Figure data in JSON:
-- Start --
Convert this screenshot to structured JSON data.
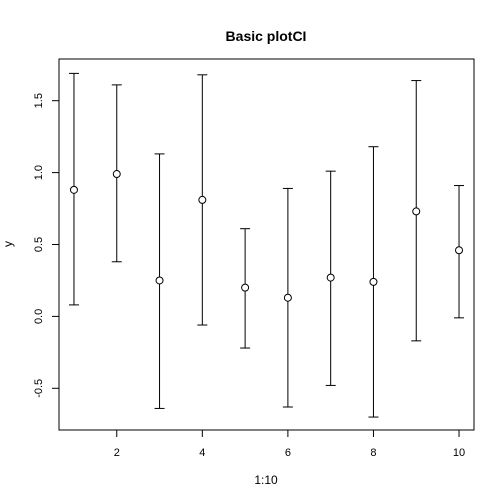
{
  "chart_data": {
    "type": "scatter",
    "title": "Basic plotCI",
    "xlabel": "1:10",
    "ylabel": "y",
    "xlim": [
      0.65,
      10.35
    ],
    "ylim": [
      -0.79,
      1.79
    ],
    "xticks": [
      2,
      4,
      6,
      8,
      10
    ],
    "xtick_labels": [
      "2",
      "4",
      "6",
      "8",
      "10"
    ],
    "yticks": [
      -0.5,
      0.0,
      0.5,
      1.0,
      1.5
    ],
    "ytick_labels": [
      "-0.5",
      "0.0",
      "0.5",
      "1.0",
      "1.5"
    ],
    "grid": false,
    "points": [
      {
        "x": 1,
        "y": 0.88,
        "lower": 0.08,
        "upper": 1.69
      },
      {
        "x": 2,
        "y": 0.99,
        "lower": 0.38,
        "upper": 1.61
      },
      {
        "x": 3,
        "y": 0.25,
        "lower": -0.64,
        "upper": 1.13
      },
      {
        "x": 4,
        "y": 0.81,
        "lower": -0.06,
        "upper": 1.68
      },
      {
        "x": 5,
        "y": 0.2,
        "lower": -0.22,
        "upper": 0.61
      },
      {
        "x": 6,
        "y": 0.13,
        "lower": -0.63,
        "upper": 0.89
      },
      {
        "x": 7,
        "y": 0.27,
        "lower": -0.48,
        "upper": 1.01
      },
      {
        "x": 8,
        "y": 0.24,
        "lower": -0.7,
        "upper": 1.18
      },
      {
        "x": 9,
        "y": 0.73,
        "lower": -0.17,
        "upper": 1.64
      },
      {
        "x": 10,
        "y": 0.46,
        "lower": -0.01,
        "upper": 0.91
      }
    ]
  }
}
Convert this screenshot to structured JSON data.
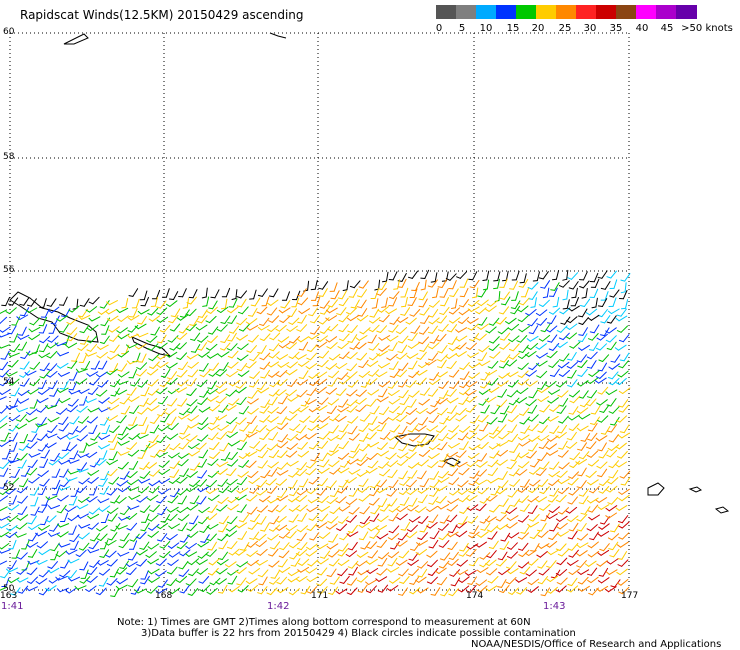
{
  "title": "Rapidscat Winds(12.5KM) 20150429 ascending",
  "colorbar": {
    "swatches": [
      "#555555",
      "#7f7f7f",
      "#00aaff",
      "#0033ff",
      "#00c800",
      "#ffcc00",
      "#ff8800",
      "#ff2222",
      "#cc0000",
      "#8b4513",
      "#ff00ff",
      "#aa00cc",
      "#6600aa"
    ],
    "labels": [
      "0",
      "5",
      "10",
      "15",
      "20",
      "25",
      "30",
      "35",
      "40",
      "45",
      ">50 knots"
    ]
  },
  "map": {
    "latitudes": [
      "60",
      "58",
      "56",
      "54",
      "52",
      "50"
    ],
    "longitudes": [
      "163",
      "168",
      "171",
      "174",
      "177"
    ],
    "times": [
      "1:41",
      "1:42",
      "1:43"
    ],
    "colors": {
      "calm": "#000000",
      "light": "#00ccff",
      "moderate_blue": "#0033ff",
      "moderate_green": "#00c000",
      "fresh": "#ffcc00",
      "strong": "#ff8800",
      "gale": "#cc0000"
    }
  },
  "notes": {
    "line1": "Note: 1) Times are GMT 2)Times along bottom correspond to measurement at 60N",
    "line2": "3)Data buffer is 22 hrs from 20150429 4) Black circles indicate possible contamination",
    "line3": "NOAA/NESDIS/Office of Research and Applications"
  }
}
-- End --
**Exercise directions**
Return to the listing above and set it down exactly, leaving out its pictures.

**Right answer**
Convert this screenshot to structured JSON data.
{
  "chart_data": {
    "type": "scatter",
    "title": "Basic plotCI",
    "xlabel": "1:10",
    "ylabel": "y",
    "xlim": [
      0.65,
      10.35
    ],
    "ylim": [
      -0.79,
      1.79
    ],
    "xticks": [
      2,
      4,
      6,
      8,
      10
    ],
    "xtick_labels": [
      "2",
      "4",
      "6",
      "8",
      "10"
    ],
    "yticks": [
      -0.5,
      0.0,
      0.5,
      1.0,
      1.5
    ],
    "ytick_labels": [
      "-0.5",
      "0.0",
      "0.5",
      "1.0",
      "1.5"
    ],
    "grid": false,
    "points": [
      {
        "x": 1,
        "y": 0.88,
        "lower": 0.08,
        "upper": 1.69
      },
      {
        "x": 2,
        "y": 0.99,
        "lower": 0.38,
        "upper": 1.61
      },
      {
        "x": 3,
        "y": 0.25,
        "lower": -0.64,
        "upper": 1.13
      },
      {
        "x": 4,
        "y": 0.81,
        "lower": -0.06,
        "upper": 1.68
      },
      {
        "x": 5,
        "y": 0.2,
        "lower": -0.22,
        "upper": 0.61
      },
      {
        "x": 6,
        "y": 0.13,
        "lower": -0.63,
        "upper": 0.89
      },
      {
        "x": 7,
        "y": 0.27,
        "lower": -0.48,
        "upper": 1.01
      },
      {
        "x": 8,
        "y": 0.24,
        "lower": -0.7,
        "upper": 1.18
      },
      {
        "x": 9,
        "y": 0.73,
        "lower": -0.17,
        "upper": 1.64
      },
      {
        "x": 10,
        "y": 0.46,
        "lower": -0.01,
        "upper": 0.91
      }
    ]
  }
}
Convert this screenshot to structured JSON data.
{
  "title": "Rapidscat Winds(12.5KM) 20150429 ascending",
  "colorbar": {
    "swatches": [
      "#555555",
      "#7f7f7f",
      "#00aaff",
      "#0033ff",
      "#00c800",
      "#ffcc00",
      "#ff8800",
      "#ff2222",
      "#cc0000",
      "#8b4513",
      "#ff00ff",
      "#aa00cc",
      "#6600aa"
    ],
    "labels": [
      "0",
      "5",
      "10",
      "15",
      "20",
      "25",
      "30",
      "35",
      "40",
      "45",
      ">50 knots"
    ]
  },
  "map": {
    "latitudes": [
      "60",
      "58",
      "56",
      "54",
      "52",
      "50"
    ],
    "longitudes": [
      "163",
      "168",
      "171",
      "174",
      "177"
    ],
    "times": [
      "1:41",
      "1:42",
      "1:43"
    ],
    "colors": {
      "calm": "#000000",
      "light": "#00ccff",
      "moderate_blue": "#0033ff",
      "moderate_green": "#00c000",
      "fresh": "#ffcc00",
      "strong": "#ff8800",
      "gale": "#cc0000"
    }
  },
  "notes": {
    "line1": "Note: 1) Times are GMT 2)Times along bottom correspond to measurement at 60N",
    "line2": "3)Data buffer is 22 hrs from 20150429 4) Black circles indicate possible contamination",
    "line3": "NOAA/NESDIS/Office of Research and Applications"
  }
}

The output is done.